### Information supplied:

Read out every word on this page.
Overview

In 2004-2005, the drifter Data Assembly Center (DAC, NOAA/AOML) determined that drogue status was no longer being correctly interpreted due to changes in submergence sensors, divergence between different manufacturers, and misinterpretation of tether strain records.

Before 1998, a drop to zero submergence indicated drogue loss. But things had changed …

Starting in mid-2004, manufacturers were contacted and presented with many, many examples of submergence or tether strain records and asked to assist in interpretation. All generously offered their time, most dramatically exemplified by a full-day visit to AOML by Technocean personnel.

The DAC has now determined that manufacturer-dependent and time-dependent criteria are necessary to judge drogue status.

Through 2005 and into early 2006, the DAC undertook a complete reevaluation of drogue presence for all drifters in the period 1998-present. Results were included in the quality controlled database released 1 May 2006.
* * *
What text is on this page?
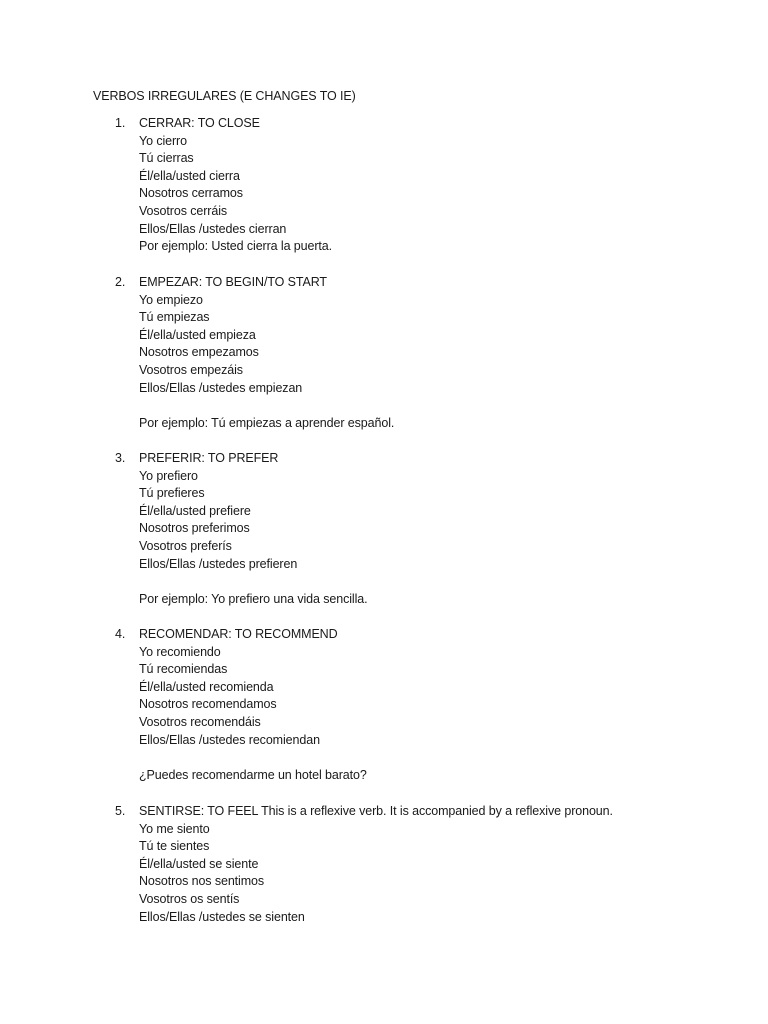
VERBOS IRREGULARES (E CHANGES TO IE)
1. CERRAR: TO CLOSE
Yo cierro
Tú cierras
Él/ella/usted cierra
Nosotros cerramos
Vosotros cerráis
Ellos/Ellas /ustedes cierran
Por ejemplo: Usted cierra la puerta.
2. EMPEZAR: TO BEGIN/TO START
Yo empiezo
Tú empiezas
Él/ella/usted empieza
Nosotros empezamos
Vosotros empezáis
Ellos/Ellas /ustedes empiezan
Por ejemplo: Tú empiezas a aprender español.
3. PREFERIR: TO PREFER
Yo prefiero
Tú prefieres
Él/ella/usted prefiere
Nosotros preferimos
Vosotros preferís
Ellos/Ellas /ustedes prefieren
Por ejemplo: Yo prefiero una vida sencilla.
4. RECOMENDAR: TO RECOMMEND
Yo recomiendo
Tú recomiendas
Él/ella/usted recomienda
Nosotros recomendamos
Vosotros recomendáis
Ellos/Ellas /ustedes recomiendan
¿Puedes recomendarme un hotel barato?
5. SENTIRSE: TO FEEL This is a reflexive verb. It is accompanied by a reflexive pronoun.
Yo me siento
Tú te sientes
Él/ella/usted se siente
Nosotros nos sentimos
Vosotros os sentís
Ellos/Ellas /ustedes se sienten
* * *
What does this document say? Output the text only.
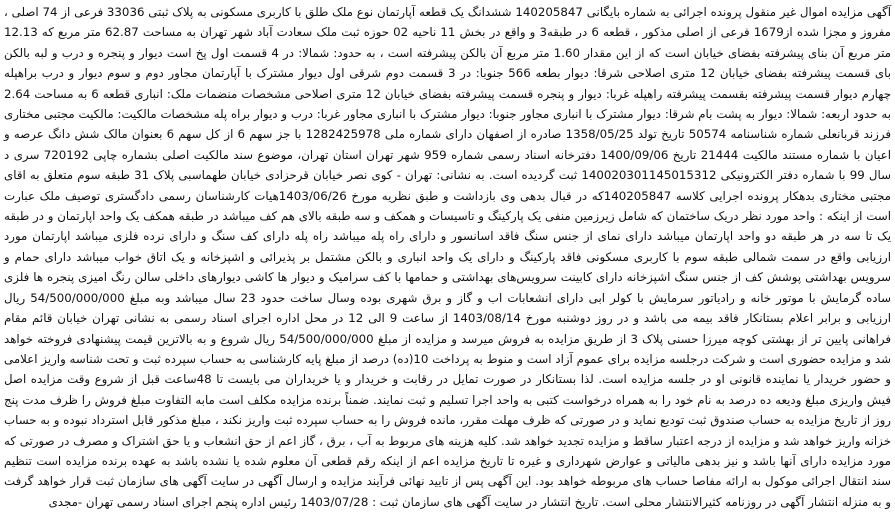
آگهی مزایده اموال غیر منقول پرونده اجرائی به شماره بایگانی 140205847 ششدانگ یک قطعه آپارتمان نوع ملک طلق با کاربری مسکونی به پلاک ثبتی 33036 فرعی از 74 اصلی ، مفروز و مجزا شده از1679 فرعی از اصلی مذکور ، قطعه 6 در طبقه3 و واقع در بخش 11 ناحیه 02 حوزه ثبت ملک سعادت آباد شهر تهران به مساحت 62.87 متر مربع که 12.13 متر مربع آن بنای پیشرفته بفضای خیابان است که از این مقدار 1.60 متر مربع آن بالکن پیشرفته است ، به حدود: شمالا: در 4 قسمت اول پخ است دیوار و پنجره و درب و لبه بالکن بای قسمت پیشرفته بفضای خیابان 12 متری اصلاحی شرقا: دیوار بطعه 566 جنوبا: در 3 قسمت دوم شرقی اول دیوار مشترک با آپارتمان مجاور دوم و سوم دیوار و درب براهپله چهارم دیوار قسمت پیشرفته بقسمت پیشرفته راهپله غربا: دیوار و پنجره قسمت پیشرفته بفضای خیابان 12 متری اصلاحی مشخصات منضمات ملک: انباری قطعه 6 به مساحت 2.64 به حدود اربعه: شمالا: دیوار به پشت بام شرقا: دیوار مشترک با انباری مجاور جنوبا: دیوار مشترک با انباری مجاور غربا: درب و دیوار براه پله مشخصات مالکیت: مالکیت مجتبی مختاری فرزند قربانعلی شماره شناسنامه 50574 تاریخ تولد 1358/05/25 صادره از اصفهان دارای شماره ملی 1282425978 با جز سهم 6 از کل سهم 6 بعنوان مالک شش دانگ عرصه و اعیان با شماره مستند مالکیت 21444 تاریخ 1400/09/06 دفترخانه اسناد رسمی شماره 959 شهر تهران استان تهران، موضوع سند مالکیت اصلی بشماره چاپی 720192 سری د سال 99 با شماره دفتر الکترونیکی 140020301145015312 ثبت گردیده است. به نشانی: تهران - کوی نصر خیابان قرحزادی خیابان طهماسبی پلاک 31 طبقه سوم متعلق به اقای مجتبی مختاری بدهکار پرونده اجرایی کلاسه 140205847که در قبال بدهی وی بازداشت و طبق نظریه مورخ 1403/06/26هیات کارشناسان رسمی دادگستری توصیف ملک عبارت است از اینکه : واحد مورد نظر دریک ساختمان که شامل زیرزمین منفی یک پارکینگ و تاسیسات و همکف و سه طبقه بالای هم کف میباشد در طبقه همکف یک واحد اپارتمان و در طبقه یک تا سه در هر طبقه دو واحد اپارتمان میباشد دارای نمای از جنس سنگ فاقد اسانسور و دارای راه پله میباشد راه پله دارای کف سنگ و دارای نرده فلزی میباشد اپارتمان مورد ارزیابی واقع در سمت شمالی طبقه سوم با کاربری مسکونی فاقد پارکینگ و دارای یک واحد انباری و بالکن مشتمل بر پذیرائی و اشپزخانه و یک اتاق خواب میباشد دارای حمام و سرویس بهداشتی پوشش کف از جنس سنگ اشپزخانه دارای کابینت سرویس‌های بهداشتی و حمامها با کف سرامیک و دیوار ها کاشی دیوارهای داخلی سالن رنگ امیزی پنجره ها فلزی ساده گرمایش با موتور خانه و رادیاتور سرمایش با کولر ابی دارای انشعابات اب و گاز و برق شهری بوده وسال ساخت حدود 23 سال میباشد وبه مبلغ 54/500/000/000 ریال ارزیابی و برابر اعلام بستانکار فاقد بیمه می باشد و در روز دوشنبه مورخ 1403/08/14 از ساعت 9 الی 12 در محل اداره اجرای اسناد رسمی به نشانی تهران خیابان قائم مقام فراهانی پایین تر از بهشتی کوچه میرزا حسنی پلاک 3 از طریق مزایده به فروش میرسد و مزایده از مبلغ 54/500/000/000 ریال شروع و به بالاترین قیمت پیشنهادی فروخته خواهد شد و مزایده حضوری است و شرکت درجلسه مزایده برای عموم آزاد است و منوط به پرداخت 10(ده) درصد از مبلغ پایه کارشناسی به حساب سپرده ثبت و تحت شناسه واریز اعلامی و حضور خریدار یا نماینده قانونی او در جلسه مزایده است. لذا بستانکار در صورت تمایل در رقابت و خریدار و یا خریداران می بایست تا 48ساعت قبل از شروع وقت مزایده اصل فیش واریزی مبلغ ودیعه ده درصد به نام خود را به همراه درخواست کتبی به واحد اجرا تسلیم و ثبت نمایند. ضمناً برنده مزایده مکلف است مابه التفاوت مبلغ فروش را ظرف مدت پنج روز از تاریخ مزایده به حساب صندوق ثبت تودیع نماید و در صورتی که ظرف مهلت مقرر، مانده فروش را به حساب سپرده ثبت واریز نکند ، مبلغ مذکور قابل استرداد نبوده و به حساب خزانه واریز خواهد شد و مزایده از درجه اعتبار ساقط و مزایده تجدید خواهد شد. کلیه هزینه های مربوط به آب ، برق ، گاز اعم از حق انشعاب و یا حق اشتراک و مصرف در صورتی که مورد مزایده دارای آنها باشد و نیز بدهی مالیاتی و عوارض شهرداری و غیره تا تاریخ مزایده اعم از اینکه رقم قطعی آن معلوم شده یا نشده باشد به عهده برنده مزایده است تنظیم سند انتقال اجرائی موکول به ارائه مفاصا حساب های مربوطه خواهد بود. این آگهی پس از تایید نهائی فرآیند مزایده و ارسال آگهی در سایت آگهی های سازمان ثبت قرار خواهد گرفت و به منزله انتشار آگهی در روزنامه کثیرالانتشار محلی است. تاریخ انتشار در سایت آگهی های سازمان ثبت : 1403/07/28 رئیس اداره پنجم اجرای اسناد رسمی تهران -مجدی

### Exercise directions:
Identify the lines above that contain the word "Ellas", then copy them.

### Exercise result:
Ellos/Ellas /ustedes cierran
Ellos/Ellas /ustedes empiezan
Ellos/Ellas /ustedes prefieren
Ellos/Ellas /ustedes recomiendan
Ellos/Ellas /ustedes se sienten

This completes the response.